### VORGEGEBENER TEXT:
Fürchtet euch nicht!
Landessuperintendent Dietmar Arends: „Einmischen und Standpunkte beziehen!“
Kreis Lippe/Augustdorf. „Fürchtet euch nicht! - mutig – stark – beherzt in herausfordernden Zeiten“ ist der Bericht überschrieben, den Landessuperintendent Dietmar Arends der Lippischen Landessynode vorgelegt hat. Darin setzt er sich unter anderem mit kirchlichen, politischen und gesellschaftlichen Entwicklungen auseinander.
Fürchtet euch nicht, mehrfach komme diese Aufforderung in der Bibel vor. Besonders einprägsam in der Weihnachtsgeschichte: „Das „Fürchte dich nicht“ wird laut in einer Welt, die auch damals nicht selten zum Fürchten war“, stellt Dietmar Arends fest: „Es erklingt hinein in die Zeit, die geprägt war durch die Besatzung der Römer, durch Ausbeutung und Unterdrückung.“ Auch heute, in einer multiplen Krisensituation, herrsche Verunsicherung und Angst. „Und manchmal müssen wir erleben, wie Angst auch bewusst geschürt und politisch missbraucht wird, wie gegenwärtig in der Asyldebatte,“ kritisiert Arends.

### EINTRÄGE:
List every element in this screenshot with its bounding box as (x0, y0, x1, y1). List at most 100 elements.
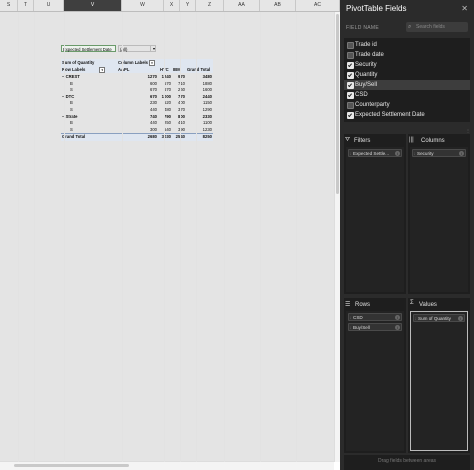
pivot-row-label[interactable]: S (70, 87, 73, 92)
pivot-column-name[interactable]: Grand Total (187, 67, 210, 72)
close-icon[interactable]: ✕ (461, 4, 468, 13)
info-icon[interactable]: i (395, 325, 400, 330)
row-labels-header[interactable]: Row Labels ▾ (62, 67, 106, 73)
columns-drop-zone[interactable]: ⁞ Security i (410, 147, 468, 292)
pivot-row-label[interactable]: B (70, 81, 73, 86)
field-item[interactable]: Buy/Sell (344, 80, 470, 90)
pivot-cell[interactable]: 1270 (143, 74, 157, 79)
column-header-t[interactable]: T (18, 0, 34, 11)
spreadsheet-area[interactable]: S T U V W X Y Z AA AB AC Expected Settlement Date … (0, 0, 340, 470)
pivot-cell[interactable]: 670 (143, 94, 157, 99)
pivot-cell[interactable]: 1880 (198, 81, 212, 86)
field-checkbox[interactable] (347, 62, 354, 69)
cell-grid[interactable] (0, 12, 334, 462)
field-checkbox[interactable] (347, 112, 354, 119)
pivot-cell[interactable]: 670 (143, 87, 157, 92)
pivot-cell[interactable]: 1600 (198, 87, 212, 92)
filters-area[interactable]: ⛛ Filters ⁞ Expected Settle... i (344, 134, 406, 294)
pivot-cell[interactable]: 260 (171, 87, 185, 92)
pivot-cell[interactable]: 230 (143, 100, 157, 105)
pivot-row-label[interactable]: B (70, 100, 73, 105)
columns-area[interactable]: ||| Columns ⁞ Security i (408, 134, 470, 294)
pivot-cell[interactable]: 1290 (198, 107, 212, 112)
horizontal-scrollbar[interactable] (0, 461, 334, 470)
pivot-cell[interactable]: 800 (171, 114, 185, 119)
field-checkbox[interactable] (347, 82, 354, 89)
info-icon[interactable]: i (458, 316, 463, 321)
vertical-scrollbar-thumb[interactable] (336, 14, 339, 194)
pivot-cell[interactable]: 3480 (198, 74, 212, 79)
column-header-x[interactable]: X (164, 0, 180, 11)
filters-drop-zone[interactable]: ⁞ Expected Settle... i (346, 147, 404, 292)
field-item[interactable]: Counterparty (344, 100, 470, 110)
field-item[interactable]: Security (344, 60, 470, 70)
pivot-cell[interactable]: 400 (171, 100, 185, 105)
pivot-cell[interactable]: 2440 (198, 94, 212, 99)
report-filter-label[interactable]: Expected Settlement Date (61, 45, 116, 52)
field-item[interactable]: Trade id (344, 40, 470, 50)
pivot-cell[interactable]: 600 (143, 81, 157, 86)
field-checkbox[interactable] (347, 42, 354, 49)
info-icon[interactable]: i (459, 151, 464, 156)
pivot-cell[interactable]: 1230 (198, 127, 212, 132)
report-filter-dropdown-icon[interactable]: ▾ (150, 45, 157, 52)
grand-total-label[interactable]: Grand Total (62, 134, 85, 139)
rows-area[interactable]: ☰ Rows ⁞ CSD i ⁞ Buy/Sell i (344, 298, 406, 453)
pivot-cell[interactable]: 300 (143, 127, 157, 132)
pivot-cell[interactable]: 370 (171, 107, 185, 112)
column-header-aa[interactable]: AA (224, 0, 260, 11)
pivot-cell[interactable]: 1100 (198, 120, 212, 125)
column-header-w[interactable]: W (122, 0, 164, 11)
pivot-cell[interactable]: 410 (171, 120, 185, 125)
field-item[interactable]: Quantity (344, 70, 470, 80)
pivot-cell[interactable]: 440 (143, 120, 157, 125)
rows-drop-zone[interactable]: ⁞ CSD i ⁞ Buy/Sell i (346, 311, 404, 451)
field-checkbox[interactable] (347, 52, 354, 59)
pivot-cell[interactable]: 770 (171, 94, 185, 99)
field-checkbox[interactable] (347, 92, 354, 99)
column-header-y[interactable]: Y (180, 0, 196, 11)
field-checkbox[interactable] (347, 72, 354, 79)
pivot-row-label[interactable]: B (70, 120, 73, 125)
info-icon[interactable]: i (395, 151, 400, 156)
pivot-cell[interactable]: 710 (171, 81, 185, 86)
pivot-cell[interactable]: 1150 (198, 100, 212, 105)
horizontal-scrollbar-thumb[interactable] (14, 464, 129, 467)
column-header-s[interactable]: S (0, 0, 18, 11)
rows-item[interactable]: ⁞ Buy/Sell i (348, 323, 402, 331)
filters-item[interactable]: ⁞ Expected Settle... i (348, 149, 402, 157)
pivot-row-label[interactable]: S (70, 127, 73, 132)
search-field[interactable]: ⌕ (406, 22, 468, 32)
field-item[interactable]: Trade date (344, 50, 470, 60)
values-header[interactable]: Sum of Quantity (62, 60, 94, 65)
grand-total-cell[interactable]: 8250 (198, 134, 212, 139)
search-input[interactable] (416, 22, 466, 32)
column-header-z[interactable]: Z (196, 0, 224, 11)
pivot-cell[interactable]: 390 (171, 127, 185, 132)
column-labels-header[interactable]: Column Labels ▾ (118, 60, 156, 66)
pivot-cell[interactable]: 440 (143, 107, 157, 112)
field-item[interactable]: CSD (344, 90, 470, 100)
pivot-column-name[interactable]: AAPL (118, 67, 129, 72)
field-checkbox[interactable] (347, 102, 354, 109)
column-header-v[interactable]: V (64, 0, 122, 11)
values-area[interactable]: Σ Values ⁞ Sum of Quantity i (408, 298, 470, 453)
row-labels-dropdown-icon[interactable]: ▾ (99, 67, 106, 73)
pivot-cell[interactable]: 740 (143, 114, 157, 119)
pivot-cell[interactable]: 970 (171, 74, 185, 79)
info-icon[interactable]: i (395, 315, 400, 320)
column-header-ab[interactable]: AB (260, 0, 296, 11)
column-header-u[interactable]: U (34, 0, 64, 11)
pivot-row-label[interactable]: S (70, 107, 73, 112)
columns-item[interactable]: ⁞ Security i (412, 149, 466, 157)
pivot-cell[interactable]: 2330 (198, 114, 212, 119)
field-item[interactable]: Expected Settlement Date (344, 110, 470, 120)
values-item[interactable]: ⁞ Sum of Quantity i (413, 314, 465, 322)
values-drop-zone[interactable]: ⁞ Sum of Quantity i (410, 311, 468, 451)
grand-total-cell[interactable]: 2680 (143, 134, 157, 139)
grand-total-cell[interactable]: 2540 (171, 134, 185, 139)
rows-item[interactable]: ⁞ CSD i (348, 313, 402, 321)
column-header-ac[interactable]: AC (296, 0, 340, 11)
column-labels-dropdown-icon[interactable]: ▾ (149, 60, 156, 66)
splitter-handle-icon[interactable]: ⋮ (466, 128, 470, 133)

### AUFGABEN:
• A. Nenne alle Arten von Entwicklungen, mit denen sich Dietmar Arends laut dem Text über den Synodenbericht in seinem Bericht auseinandersetzt.
• B. Schreibe aus dem Text über den Synodenbericht den Abschnitt ab, der mit den Worten „Landessuperintendent Dietmar Arends: „Einmischen“ beginnt und nach „gesellschaftlichen Entwicklungen auseinander.“ endet.

### ANTWORTEN JE AUFGABE:
• A. kirchliche, politische und gesellschaftliche Entwicklungen

• B.
Landessuperintendent Dietmar Arends: „Einmischen und Standpunkte beziehen!“
Kreis Lippe/Augustdorf. „Fürchtet euch nicht! - mutig – stark – beherzt in herausfordernden Zeiten“ ist der Bericht überschrieben, den Landessuperintendent Dietmar Arends der Lippischen Landessynode vorgelegt hat. Darin setzt er sich unter anderem mit kirchlichen, politischen und gesellschaftlichen Entwicklungen auseinander.